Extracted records
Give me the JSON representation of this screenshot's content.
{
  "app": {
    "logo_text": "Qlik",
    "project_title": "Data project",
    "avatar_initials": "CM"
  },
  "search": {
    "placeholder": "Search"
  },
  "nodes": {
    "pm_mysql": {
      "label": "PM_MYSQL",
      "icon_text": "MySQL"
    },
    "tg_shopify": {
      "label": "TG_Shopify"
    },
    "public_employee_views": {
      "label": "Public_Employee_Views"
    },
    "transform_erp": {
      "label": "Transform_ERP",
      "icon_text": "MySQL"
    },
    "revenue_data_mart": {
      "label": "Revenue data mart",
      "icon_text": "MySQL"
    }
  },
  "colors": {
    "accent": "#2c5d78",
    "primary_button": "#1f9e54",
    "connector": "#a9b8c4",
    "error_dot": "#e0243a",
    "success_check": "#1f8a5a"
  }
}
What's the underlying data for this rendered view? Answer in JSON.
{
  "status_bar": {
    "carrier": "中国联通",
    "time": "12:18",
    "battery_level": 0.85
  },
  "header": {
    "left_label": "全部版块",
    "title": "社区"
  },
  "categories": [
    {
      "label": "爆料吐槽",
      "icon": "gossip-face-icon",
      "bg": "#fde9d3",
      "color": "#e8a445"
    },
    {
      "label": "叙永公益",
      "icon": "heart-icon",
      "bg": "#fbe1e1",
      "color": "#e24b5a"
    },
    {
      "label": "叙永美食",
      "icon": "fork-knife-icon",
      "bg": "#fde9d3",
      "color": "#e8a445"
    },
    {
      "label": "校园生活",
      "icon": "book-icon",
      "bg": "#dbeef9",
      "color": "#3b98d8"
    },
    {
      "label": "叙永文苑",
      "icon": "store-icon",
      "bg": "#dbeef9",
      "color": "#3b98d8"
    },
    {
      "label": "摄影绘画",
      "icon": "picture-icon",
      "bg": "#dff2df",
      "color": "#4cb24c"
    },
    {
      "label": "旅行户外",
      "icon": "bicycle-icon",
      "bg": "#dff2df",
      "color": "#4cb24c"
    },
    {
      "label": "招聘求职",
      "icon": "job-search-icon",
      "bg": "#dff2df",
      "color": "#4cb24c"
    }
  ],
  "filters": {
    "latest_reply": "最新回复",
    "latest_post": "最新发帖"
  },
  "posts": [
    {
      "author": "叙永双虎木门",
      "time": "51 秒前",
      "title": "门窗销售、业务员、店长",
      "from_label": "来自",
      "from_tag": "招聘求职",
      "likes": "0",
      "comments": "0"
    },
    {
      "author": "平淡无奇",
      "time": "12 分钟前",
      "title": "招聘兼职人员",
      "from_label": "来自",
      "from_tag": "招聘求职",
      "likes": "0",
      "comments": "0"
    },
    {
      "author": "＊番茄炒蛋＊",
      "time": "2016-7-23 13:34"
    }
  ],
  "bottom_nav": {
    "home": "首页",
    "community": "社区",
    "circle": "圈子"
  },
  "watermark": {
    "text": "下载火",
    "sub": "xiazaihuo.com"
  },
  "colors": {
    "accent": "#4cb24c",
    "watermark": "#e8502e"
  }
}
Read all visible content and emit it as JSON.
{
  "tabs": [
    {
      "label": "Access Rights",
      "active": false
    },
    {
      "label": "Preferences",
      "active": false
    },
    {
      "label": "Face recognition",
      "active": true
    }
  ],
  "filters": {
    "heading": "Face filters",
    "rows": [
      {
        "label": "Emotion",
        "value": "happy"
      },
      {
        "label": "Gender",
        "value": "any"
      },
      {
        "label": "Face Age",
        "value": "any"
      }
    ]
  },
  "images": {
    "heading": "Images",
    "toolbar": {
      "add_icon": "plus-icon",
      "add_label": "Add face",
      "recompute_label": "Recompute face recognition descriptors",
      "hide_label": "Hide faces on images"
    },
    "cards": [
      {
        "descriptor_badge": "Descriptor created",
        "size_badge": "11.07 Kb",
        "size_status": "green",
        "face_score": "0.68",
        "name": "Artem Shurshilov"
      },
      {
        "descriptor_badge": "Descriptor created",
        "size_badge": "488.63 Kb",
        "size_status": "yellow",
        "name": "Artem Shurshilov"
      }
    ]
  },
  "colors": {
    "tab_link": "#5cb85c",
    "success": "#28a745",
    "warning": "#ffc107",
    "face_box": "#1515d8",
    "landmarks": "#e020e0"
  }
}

- **WORK INSTRUCTIONS**
Take the entries above and copy them out exactly.

- **FULL OUTPUT**
Give me the JSON representation of this screenshot's content.
{
  "app": {
    "logo_text": "Qlik",
    "project_title": "Data project",
    "avatar_initials": "CM"
  },
  "search": {
    "placeholder": "Search"
  },
  "nodes": {
    "pm_mysql": {
      "label": "PM_MYSQL",
      "icon_text": "MySQL"
    },
    "tg_shopify": {
      "label": "TG_Shopify"
    },
    "public_employee_views": {
      "label": "Public_Employee_Views"
    },
    "transform_erp": {
      "label": "Transform_ERP",
      "icon_text": "MySQL"
    },
    "revenue_data_mart": {
      "label": "Revenue data mart",
      "icon_text": "MySQL"
    }
  },
  "colors": {
    "accent": "#2c5d78",
    "primary_button": "#1f9e54",
    "connector": "#a9b8c4",
    "error_dot": "#e0243a",
    "success_check": "#1f8a5a"
  }
}
What's the underlying data for this rendered view? Answer in JSON.
{
  "status_bar": {
    "carrier": "中国联通",
    "time": "12:18",
    "battery_level": 0.85
  },
  "header": {
    "left_label": "全部版块",
    "title": "社区"
  },
  "categories": [
    {
      "label": "爆料吐槽",
      "icon": "gossip-face-icon",
      "bg": "#fde9d3",
      "color": "#e8a445"
    },
    {
      "label": "叙永公益",
      "icon": "heart-icon",
      "bg": "#fbe1e1",
      "color": "#e24b5a"
    },
    {
      "label": "叙永美食",
      "icon": "fork-knife-icon",
      "bg": "#fde9d3",
      "color": "#e8a445"
    },
    {
      "label": "校园生活",
      "icon": "book-icon",
      "bg": "#dbeef9",
      "color": "#3b98d8"
    },
    {
      "label": "叙永文苑",
      "icon": "store-icon",
      "bg": "#dbeef9",
      "color": "#3b98d8"
    },
    {
      "label": "摄影绘画",
      "icon": "picture-icon",
      "bg": "#dff2df",
      "color": "#4cb24c"
    },
    {
      "label": "旅行户外",
      "icon": "bicycle-icon",
      "bg": "#dff2df",
      "color": "#4cb24c"
    },
    {
      "label": "招聘求职",
      "icon": "job-search-icon",
      "bg": "#dff2df",
      "color": "#4cb24c"
    }
  ],
  "filters": {
    "latest_reply": "最新回复",
    "latest_post": "最新发帖"
  },
  "posts": [
    {
      "author": "叙永双虎木门",
      "time": "51 秒前",
      "title": "门窗销售、业务员、店长",
      "from_label": "来自",
      "from_tag": "招聘求职",
      "likes": "0",
      "comments": "0"
    },
    {
      "author": "平淡无奇",
      "time": "12 分钟前",
      "title": "招聘兼职人员",
      "from_label": "来自",
      "from_tag": "招聘求职",
      "likes": "0",
      "comments": "0"
    },
    {
      "author": "＊番茄炒蛋＊",
      "time": "2016-7-23 13:34"
    }
  ],
  "bottom_nav": {
    "home": "首页",
    "community": "社区",
    "circle": "圈子"
  },
  "watermark": {
    "text": "下载火",
    "sub": "xiazaihuo.com"
  },
  "colors": {
    "accent": "#4cb24c",
    "watermark": "#e8502e"
  }
}
Read all visible content and emit it as JSON.
{
  "tabs": [
    {
      "label": "Access Rights",
      "active": false
    },
    {
      "label": "Preferences",
      "active": false
    },
    {
      "label": "Face recognition",
      "active": true
    }
  ],
  "filters": {
    "heading": "Face filters",
    "rows": [
      {
        "label": "Emotion",
        "value": "happy"
      },
      {
        "label": "Gender",
        "value": "any"
      },
      {
        "label": "Face Age",
        "value": "any"
      }
    ]
  },
  "images": {
    "heading": "Images",
    "toolbar": {
      "add_icon": "plus-icon",
      "add_label": "Add face",
      "recompute_label": "Recompute face recognition descriptors",
      "hide_label": "Hide faces on images"
    },
    "cards": [
      {
        "descriptor_badge": "Descriptor created",
        "size_badge": "11.07 Kb",
        "size_status": "green",
        "face_score": "0.68",
        "name": "Artem Shurshilov"
      },
      {
        "descriptor_badge": "Descriptor created",
        "size_badge": "488.63 Kb",
        "size_status": "yellow",
        "name": "Artem Shurshilov"
      }
    ]
  },
  "colors": {
    "tab_link": "#5cb85c",
    "success": "#28a745",
    "warning": "#ffc107",
    "face_box": "#1515d8",
    "landmarks": "#e020e0"
  }
}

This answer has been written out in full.